## Directive
Each entry here needs to be set down again exactly, please; pictures are left out.
--- begin The input ---
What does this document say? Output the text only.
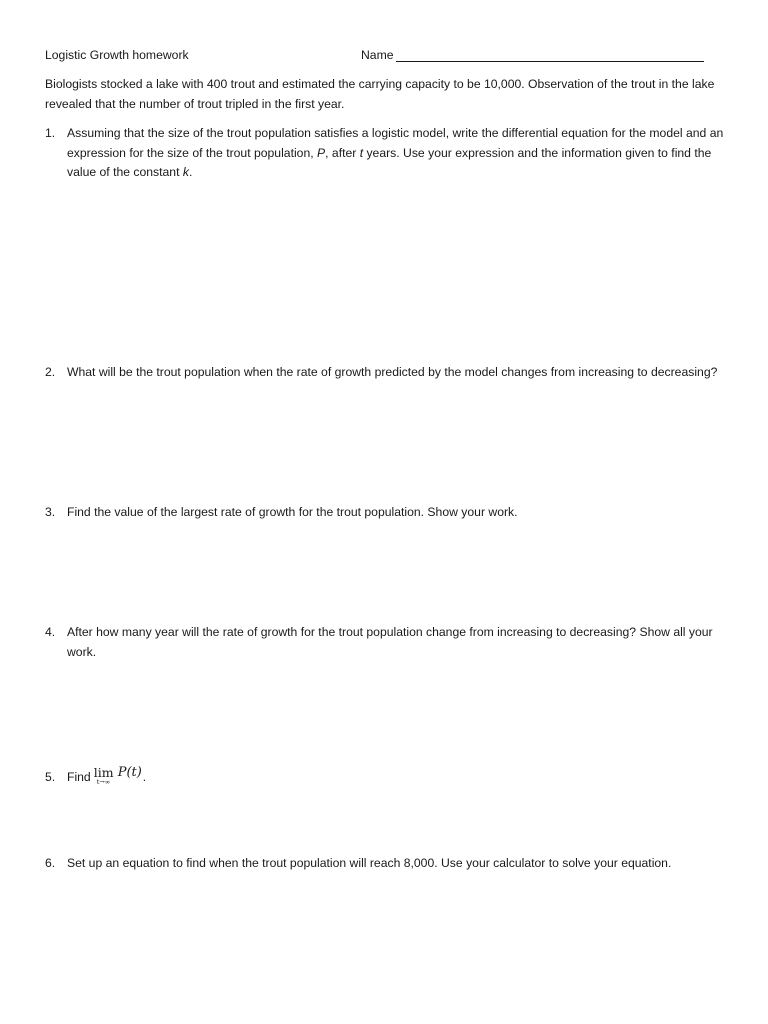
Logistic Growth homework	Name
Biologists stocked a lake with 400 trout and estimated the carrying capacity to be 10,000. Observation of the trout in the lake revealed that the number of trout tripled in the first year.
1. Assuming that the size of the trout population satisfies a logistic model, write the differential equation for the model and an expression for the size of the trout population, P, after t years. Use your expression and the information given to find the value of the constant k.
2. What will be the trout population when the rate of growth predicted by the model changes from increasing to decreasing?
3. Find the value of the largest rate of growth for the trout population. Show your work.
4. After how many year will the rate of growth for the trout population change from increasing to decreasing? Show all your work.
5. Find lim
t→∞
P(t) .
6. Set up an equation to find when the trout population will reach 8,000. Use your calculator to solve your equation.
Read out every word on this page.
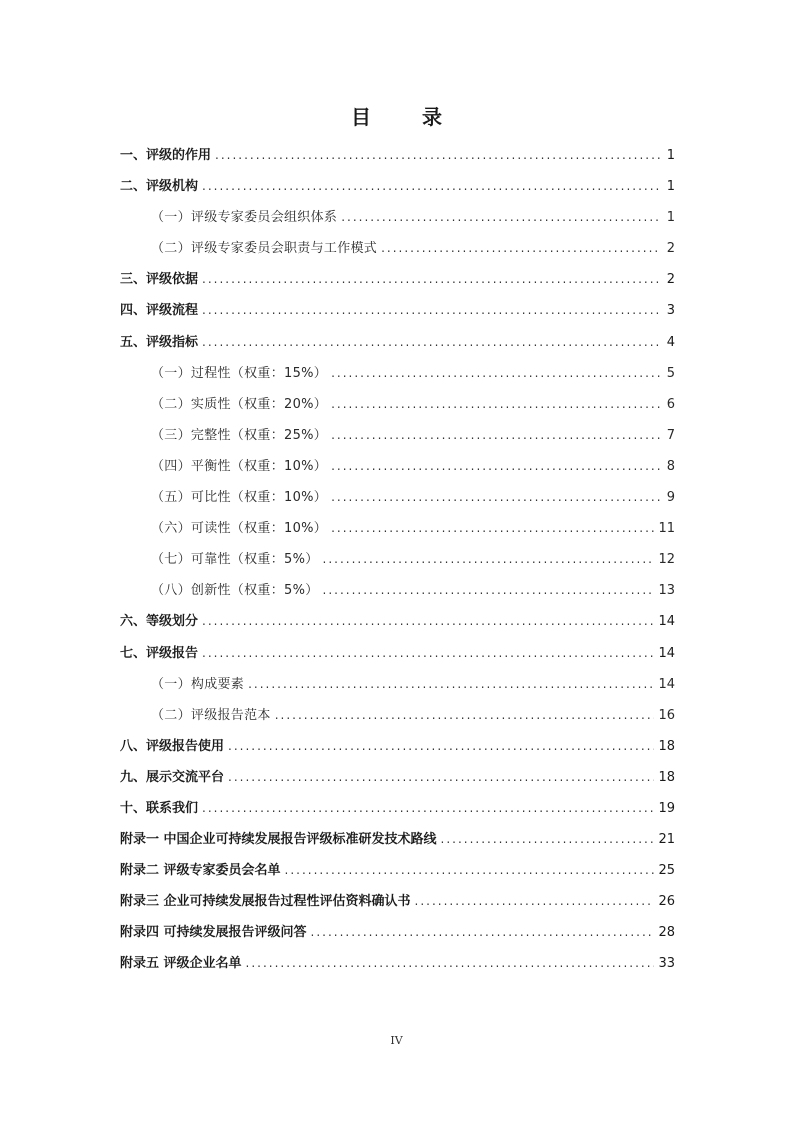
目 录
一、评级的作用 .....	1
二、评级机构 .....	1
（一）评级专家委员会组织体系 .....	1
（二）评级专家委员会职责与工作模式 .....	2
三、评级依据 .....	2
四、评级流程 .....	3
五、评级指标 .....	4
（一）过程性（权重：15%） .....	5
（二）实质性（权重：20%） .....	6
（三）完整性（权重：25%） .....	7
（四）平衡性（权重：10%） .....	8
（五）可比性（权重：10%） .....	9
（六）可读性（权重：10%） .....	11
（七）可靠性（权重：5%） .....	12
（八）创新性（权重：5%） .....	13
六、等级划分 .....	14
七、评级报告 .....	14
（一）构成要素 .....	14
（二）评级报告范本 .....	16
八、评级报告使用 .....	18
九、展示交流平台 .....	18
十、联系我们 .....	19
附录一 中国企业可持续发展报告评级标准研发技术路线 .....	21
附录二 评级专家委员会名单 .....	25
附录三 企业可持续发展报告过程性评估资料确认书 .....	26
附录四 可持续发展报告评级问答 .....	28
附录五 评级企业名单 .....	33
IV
--- end The input ---
## The result
What does this document say? Output the text only.
Logistic Growth homework	Name
Biologists stocked a lake with 400 trout and estimated the carrying capacity to be 10,000. Observation of the trout in the lake revealed that the number of trout tripled in the first year.
1. Assuming that the size of the trout population satisfies a logistic model, write the differential equation for the model and an expression for the size of the trout population, P, after t years. Use your expression and the information given to find the value of the constant k.
2. What will be the trout population when the rate of growth predicted by the model changes from increasing to decreasing?
3. Find the value of the largest rate of growth for the trout population. Show your work.
4. After how many year will the rate of growth for the trout population change from increasing to decreasing? Show all your work.
5. Find lim
t→∞
P(t) .
6. Set up an equation to find when the trout population will reach 8,000. Use your calculator to solve your equation.
Read out every word on this page.
目 录
一、评级的作用 .....	1
二、评级机构 .....	1
（一）评级专家委员会组织体系 .....	1
（二）评级专家委员会职责与工作模式 .....	2
三、评级依据 .....	2
四、评级流程 .....	3
五、评级指标 .....	4
（一）过程性（权重：15%） .....	5
（二）实质性（权重：20%） .....	6
（三）完整性（权重：25%） .....	7
（四）平衡性（权重：10%） .....	8
（五）可比性（权重：10%） .....	9
（六）可读性（权重：10%） .....	11
（七）可靠性（权重：5%） .....	12
（八）创新性（权重：5%） .....	13
六、等级划分 .....	14
七、评级报告 .....	14
（一）构成要素 .....	14
（二）评级报告范本 .....	16
八、评级报告使用 .....	18
九、展示交流平台 .....	18
十、联系我们 .....	19
附录一 中国企业可持续发展报告评级标准研发技术路线 .....	21
附录二 评级专家委员会名单 .....	25
附录三 企业可持续发展报告过程性评估资料确认书 .....	26
附录四 可持续发展报告评级问答 .....	28
附录五 评级企业名单 .....	33
IV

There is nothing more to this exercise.